Task details: Render the following material again verbatim, leaving nothing out.

Records for this exercise:
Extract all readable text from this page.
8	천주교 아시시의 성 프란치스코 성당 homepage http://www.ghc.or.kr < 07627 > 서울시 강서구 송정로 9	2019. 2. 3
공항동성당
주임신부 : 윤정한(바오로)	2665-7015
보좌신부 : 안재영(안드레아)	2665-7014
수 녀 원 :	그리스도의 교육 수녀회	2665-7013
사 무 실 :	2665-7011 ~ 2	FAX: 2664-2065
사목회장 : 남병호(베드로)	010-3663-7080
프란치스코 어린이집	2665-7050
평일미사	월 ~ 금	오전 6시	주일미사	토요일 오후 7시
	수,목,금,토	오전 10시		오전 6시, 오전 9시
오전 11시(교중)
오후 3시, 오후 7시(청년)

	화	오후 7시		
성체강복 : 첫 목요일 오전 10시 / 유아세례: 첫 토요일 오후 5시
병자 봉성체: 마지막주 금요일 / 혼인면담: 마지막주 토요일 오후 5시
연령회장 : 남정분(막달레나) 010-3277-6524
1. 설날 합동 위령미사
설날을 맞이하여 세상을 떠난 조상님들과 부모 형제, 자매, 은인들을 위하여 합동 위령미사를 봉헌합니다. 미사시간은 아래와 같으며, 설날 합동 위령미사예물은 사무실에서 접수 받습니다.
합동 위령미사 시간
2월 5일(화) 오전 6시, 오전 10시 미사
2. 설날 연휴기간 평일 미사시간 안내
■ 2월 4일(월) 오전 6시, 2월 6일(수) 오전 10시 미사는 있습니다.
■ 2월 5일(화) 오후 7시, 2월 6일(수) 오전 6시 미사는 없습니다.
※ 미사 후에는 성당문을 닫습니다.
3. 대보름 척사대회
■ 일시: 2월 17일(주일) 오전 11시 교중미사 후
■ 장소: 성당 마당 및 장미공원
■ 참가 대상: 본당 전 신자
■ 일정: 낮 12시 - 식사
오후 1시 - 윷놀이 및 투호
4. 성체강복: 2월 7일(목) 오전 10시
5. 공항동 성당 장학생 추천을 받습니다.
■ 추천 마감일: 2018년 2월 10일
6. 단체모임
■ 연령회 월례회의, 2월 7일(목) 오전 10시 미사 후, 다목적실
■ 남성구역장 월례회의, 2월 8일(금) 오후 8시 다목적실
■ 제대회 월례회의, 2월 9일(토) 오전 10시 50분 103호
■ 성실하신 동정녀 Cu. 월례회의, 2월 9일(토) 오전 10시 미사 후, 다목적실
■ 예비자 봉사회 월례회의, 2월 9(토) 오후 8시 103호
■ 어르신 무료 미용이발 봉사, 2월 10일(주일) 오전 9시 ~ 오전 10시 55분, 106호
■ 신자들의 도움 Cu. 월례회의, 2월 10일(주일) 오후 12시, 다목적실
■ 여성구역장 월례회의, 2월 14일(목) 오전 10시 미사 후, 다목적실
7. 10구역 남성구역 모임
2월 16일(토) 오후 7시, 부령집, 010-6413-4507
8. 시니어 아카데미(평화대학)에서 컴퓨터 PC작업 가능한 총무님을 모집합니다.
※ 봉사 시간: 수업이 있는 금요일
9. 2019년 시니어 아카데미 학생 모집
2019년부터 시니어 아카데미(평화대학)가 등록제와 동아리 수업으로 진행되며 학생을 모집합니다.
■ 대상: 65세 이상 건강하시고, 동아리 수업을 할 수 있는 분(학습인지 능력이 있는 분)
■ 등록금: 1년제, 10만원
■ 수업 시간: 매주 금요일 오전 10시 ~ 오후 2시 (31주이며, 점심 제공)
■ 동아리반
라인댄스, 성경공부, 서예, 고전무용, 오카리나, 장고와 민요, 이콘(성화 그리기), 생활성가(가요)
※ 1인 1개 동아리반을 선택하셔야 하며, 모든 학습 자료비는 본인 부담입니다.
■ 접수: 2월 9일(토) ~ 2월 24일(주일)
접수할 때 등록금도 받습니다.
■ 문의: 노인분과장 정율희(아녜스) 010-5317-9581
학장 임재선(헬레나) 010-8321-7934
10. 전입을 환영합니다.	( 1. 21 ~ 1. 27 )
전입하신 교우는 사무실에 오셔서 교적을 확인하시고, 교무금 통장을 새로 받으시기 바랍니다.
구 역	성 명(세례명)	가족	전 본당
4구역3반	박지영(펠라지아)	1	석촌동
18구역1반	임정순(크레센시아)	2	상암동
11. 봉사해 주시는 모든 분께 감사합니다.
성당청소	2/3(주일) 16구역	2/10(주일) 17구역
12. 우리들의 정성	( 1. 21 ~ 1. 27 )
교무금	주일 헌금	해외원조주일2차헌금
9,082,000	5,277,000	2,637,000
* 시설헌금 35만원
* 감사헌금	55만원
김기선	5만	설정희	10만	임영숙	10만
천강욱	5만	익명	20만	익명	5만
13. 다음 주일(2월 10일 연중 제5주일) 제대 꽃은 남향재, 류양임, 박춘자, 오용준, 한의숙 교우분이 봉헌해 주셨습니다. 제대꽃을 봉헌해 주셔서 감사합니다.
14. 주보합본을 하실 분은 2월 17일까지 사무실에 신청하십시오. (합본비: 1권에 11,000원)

Solution:
Extract all readable text from this page.
8	천주교 아시시의 성 프란치스코 성당 homepage http://www.ghc.or.kr < 07627 > 서울시 강서구 송정로 9	2019. 2. 3
공항동성당
주임신부 : 윤정한(바오로)	2665-7015
보좌신부 : 안재영(안드레아)	2665-7014
수 녀 원 :	그리스도의 교육 수녀회	2665-7013
사 무 실 :	2665-7011 ~ 2	FAX: 2664-2065
사목회장 : 남병호(베드로)	010-3663-7080
프란치스코 어린이집	2665-7050
평일미사	월 ~ 금	오전 6시	주일미사	토요일 오후 7시
	수,목,금,토	오전 10시		오전 6시, 오전 9시
오전 11시(교중)
오후 3시, 오후 7시(청년)

	화	오후 7시		
성체강복 : 첫 목요일 오전 10시 / 유아세례: 첫 토요일 오후 5시
병자 봉성체: 마지막주 금요일 / 혼인면담: 마지막주 토요일 오후 5시
연령회장 : 남정분(막달레나) 010-3277-6524
1. 설날 합동 위령미사
설날을 맞이하여 세상을 떠난 조상님들과 부모 형제, 자매, 은인들을 위하여 합동 위령미사를 봉헌합니다. 미사시간은 아래와 같으며, 설날 합동 위령미사예물은 사무실에서 접수 받습니다.
합동 위령미사 시간
2월 5일(화) 오전 6시, 오전 10시 미사
2. 설날 연휴기간 평일 미사시간 안내
■ 2월 4일(월) 오전 6시, 2월 6일(수) 오전 10시 미사는 있습니다.
■ 2월 5일(화) 오후 7시, 2월 6일(수) 오전 6시 미사는 없습니다.
※ 미사 후에는 성당문을 닫습니다.
3. 대보름 척사대회
■ 일시: 2월 17일(주일) 오전 11시 교중미사 후
■ 장소: 성당 마당 및 장미공원
■ 참가 대상: 본당 전 신자
■ 일정: 낮 12시 - 식사
오후 1시 - 윷놀이 및 투호
4. 성체강복: 2월 7일(목) 오전 10시
5. 공항동 성당 장학생 추천을 받습니다.
■ 추천 마감일: 2018년 2월 10일
6. 단체모임
■ 연령회 월례회의, 2월 7일(목) 오전 10시 미사 후, 다목적실
■ 남성구역장 월례회의, 2월 8일(금) 오후 8시 다목적실
■ 제대회 월례회의, 2월 9일(토) 오전 10시 50분 103호
■ 성실하신 동정녀 Cu. 월례회의, 2월 9일(토) 오전 10시 미사 후, 다목적실
■ 예비자 봉사회 월례회의, 2월 9(토) 오후 8시 103호
■ 어르신 무료 미용이발 봉사, 2월 10일(주일) 오전 9시 ~ 오전 10시 55분, 106호
■ 신자들의 도움 Cu. 월례회의, 2월 10일(주일) 오후 12시, 다목적실
■ 여성구역장 월례회의, 2월 14일(목) 오전 10시 미사 후, 다목적실
7. 10구역 남성구역 모임
2월 16일(토) 오후 7시, 부령집, 010-6413-4507
8. 시니어 아카데미(평화대학)에서 컴퓨터 PC작업 가능한 총무님을 모집합니다.
※ 봉사 시간: 수업이 있는 금요일
9. 2019년 시니어 아카데미 학생 모집
2019년부터 시니어 아카데미(평화대학)가 등록제와 동아리 수업으로 진행되며 학생을 모집합니다.
■ 대상: 65세 이상 건강하시고, 동아리 수업을 할 수 있는 분(학습인지 능력이 있는 분)
■ 등록금: 1년제, 10만원
■ 수업 시간: 매주 금요일 오전 10시 ~ 오후 2시 (31주이며, 점심 제공)
■ 동아리반
라인댄스, 성경공부, 서예, 고전무용, 오카리나, 장고와 민요, 이콘(성화 그리기), 생활성가(가요)
※ 1인 1개 동아리반을 선택하셔야 하며, 모든 학습 자료비는 본인 부담입니다.
■ 접수: 2월 9일(토) ~ 2월 24일(주일)
접수할 때 등록금도 받습니다.
■ 문의: 노인분과장 정율희(아녜스) 010-5317-9581
학장 임재선(헬레나) 010-8321-7934
10. 전입을 환영합니다.	( 1. 21 ~ 1. 27 )
전입하신 교우는 사무실에 오셔서 교적을 확인하시고, 교무금 통장을 새로 받으시기 바랍니다.
구 역	성 명(세례명)	가족	전 본당
4구역3반	박지영(펠라지아)	1	석촌동
18구역1반	임정순(크레센시아)	2	상암동
11. 봉사해 주시는 모든 분께 감사합니다.
성당청소	2/3(주일) 16구역	2/10(주일) 17구역
12. 우리들의 정성	( 1. 21 ~ 1. 27 )
교무금	주일 헌금	해외원조주일2차헌금
9,082,000	5,277,000	2,637,000
* 시설헌금 35만원
* 감사헌금	55만원
김기선	5만	설정희	10만	임영숙	10만
천강욱	5만	익명	20만	익명	5만
13. 다음 주일(2월 10일 연중 제5주일) 제대 꽃은 남향재, 류양임, 박춘자, 오용준, 한의숙 교우분이 봉헌해 주셨습니다. 제대꽃을 봉헌해 주셔서 감사합니다.
14. 주보합본을 하실 분은 2월 17일까지 사무실에 신청하십시오. (합본비: 1권에 11,000원)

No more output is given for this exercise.